Do this
Say how many lines in the records include the string "деления", adding no other words.

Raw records
--- start ---

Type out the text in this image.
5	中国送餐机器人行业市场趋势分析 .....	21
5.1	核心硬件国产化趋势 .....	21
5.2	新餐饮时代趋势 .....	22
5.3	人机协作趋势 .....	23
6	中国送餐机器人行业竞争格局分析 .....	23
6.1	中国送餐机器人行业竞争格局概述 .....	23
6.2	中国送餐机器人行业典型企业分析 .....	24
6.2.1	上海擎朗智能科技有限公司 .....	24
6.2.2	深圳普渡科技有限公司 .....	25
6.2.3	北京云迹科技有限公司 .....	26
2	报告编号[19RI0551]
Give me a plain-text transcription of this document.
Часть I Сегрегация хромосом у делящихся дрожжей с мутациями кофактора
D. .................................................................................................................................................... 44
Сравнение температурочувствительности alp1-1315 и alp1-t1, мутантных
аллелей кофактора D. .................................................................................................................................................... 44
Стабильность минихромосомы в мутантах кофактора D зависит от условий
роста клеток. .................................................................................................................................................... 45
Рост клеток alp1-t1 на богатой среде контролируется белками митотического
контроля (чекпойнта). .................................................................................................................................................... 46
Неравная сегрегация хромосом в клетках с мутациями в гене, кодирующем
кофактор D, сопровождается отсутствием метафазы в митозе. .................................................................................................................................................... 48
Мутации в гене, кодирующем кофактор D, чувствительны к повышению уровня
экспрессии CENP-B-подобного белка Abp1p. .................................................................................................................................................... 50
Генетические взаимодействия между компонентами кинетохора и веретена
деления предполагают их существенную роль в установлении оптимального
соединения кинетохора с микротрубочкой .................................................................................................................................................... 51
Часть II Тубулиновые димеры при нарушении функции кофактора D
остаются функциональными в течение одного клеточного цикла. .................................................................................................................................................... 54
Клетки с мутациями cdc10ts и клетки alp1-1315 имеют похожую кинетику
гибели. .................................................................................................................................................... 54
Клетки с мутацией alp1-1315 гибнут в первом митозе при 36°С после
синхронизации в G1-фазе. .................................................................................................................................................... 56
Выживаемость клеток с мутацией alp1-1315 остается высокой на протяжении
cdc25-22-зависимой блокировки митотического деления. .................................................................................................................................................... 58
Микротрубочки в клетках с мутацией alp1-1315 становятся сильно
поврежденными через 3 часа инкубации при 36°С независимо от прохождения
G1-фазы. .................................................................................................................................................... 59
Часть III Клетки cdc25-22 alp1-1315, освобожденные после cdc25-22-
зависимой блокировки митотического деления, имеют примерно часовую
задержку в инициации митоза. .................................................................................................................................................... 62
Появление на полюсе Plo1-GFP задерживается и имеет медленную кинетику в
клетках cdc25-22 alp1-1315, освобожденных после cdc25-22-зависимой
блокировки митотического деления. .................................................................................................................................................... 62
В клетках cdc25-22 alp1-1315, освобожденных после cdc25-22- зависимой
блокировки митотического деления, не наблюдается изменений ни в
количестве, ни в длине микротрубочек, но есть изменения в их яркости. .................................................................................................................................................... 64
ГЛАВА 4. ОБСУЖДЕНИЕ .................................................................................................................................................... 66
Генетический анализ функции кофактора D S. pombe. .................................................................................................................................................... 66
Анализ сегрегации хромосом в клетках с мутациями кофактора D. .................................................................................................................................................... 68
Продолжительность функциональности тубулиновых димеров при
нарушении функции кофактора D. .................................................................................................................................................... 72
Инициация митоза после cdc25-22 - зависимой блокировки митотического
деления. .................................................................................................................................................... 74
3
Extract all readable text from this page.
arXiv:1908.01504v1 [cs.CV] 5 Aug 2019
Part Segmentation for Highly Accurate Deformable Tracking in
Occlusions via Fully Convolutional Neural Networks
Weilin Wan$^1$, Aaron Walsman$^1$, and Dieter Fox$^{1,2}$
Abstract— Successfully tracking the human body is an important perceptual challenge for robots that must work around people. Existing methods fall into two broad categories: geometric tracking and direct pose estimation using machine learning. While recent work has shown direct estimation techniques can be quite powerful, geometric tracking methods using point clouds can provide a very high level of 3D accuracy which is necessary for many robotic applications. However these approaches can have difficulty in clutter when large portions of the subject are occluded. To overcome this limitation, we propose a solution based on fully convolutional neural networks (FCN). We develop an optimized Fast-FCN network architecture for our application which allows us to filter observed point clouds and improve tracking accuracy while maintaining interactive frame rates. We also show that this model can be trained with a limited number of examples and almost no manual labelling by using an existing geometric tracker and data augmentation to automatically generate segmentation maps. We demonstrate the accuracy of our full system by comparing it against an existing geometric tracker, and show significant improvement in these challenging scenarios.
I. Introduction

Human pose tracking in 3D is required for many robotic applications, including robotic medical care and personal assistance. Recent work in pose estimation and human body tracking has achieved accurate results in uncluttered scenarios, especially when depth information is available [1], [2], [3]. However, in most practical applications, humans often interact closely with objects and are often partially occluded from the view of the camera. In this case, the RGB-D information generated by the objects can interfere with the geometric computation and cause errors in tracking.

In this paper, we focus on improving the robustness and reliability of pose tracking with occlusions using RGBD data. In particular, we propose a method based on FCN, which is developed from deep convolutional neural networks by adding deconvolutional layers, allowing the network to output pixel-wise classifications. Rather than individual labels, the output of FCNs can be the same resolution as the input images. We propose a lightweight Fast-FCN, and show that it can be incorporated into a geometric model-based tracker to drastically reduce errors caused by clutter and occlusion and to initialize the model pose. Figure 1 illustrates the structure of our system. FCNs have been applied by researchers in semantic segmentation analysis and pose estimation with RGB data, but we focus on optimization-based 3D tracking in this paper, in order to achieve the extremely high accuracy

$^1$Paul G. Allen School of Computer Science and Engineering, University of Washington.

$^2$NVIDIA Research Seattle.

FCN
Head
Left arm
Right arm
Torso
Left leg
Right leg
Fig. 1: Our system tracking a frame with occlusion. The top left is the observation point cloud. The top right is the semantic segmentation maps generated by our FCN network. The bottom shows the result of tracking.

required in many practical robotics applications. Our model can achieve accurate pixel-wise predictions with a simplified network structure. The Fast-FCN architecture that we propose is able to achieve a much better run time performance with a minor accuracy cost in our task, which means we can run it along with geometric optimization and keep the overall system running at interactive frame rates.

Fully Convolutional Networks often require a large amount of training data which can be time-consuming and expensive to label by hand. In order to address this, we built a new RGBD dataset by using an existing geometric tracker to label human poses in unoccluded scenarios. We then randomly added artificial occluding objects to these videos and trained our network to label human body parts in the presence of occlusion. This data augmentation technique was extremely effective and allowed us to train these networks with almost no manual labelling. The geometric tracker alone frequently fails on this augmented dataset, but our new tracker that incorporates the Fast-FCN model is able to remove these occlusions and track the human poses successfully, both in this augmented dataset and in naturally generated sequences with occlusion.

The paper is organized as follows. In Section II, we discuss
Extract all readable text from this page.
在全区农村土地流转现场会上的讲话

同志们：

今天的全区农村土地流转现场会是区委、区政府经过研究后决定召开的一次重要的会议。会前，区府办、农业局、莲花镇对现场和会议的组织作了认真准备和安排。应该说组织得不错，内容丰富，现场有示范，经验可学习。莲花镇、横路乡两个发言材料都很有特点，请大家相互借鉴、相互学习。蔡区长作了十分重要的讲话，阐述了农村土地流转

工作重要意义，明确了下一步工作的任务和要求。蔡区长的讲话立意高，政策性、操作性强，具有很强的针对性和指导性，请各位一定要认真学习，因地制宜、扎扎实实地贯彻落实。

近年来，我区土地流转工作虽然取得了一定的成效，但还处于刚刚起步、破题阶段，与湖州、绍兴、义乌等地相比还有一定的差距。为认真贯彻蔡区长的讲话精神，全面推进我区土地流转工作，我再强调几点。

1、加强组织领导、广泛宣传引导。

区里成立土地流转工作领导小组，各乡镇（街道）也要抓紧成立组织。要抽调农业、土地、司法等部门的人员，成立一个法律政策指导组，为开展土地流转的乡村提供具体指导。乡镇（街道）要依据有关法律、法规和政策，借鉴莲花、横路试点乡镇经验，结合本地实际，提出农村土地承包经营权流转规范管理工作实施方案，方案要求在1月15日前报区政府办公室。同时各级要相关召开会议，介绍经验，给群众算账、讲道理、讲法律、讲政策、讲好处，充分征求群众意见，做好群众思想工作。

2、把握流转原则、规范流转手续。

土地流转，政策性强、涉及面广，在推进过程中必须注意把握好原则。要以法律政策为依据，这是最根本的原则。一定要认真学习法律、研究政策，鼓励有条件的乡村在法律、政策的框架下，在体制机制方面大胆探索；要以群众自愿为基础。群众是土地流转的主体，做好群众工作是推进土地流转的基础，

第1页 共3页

--- end ---

Solution to this exercise
6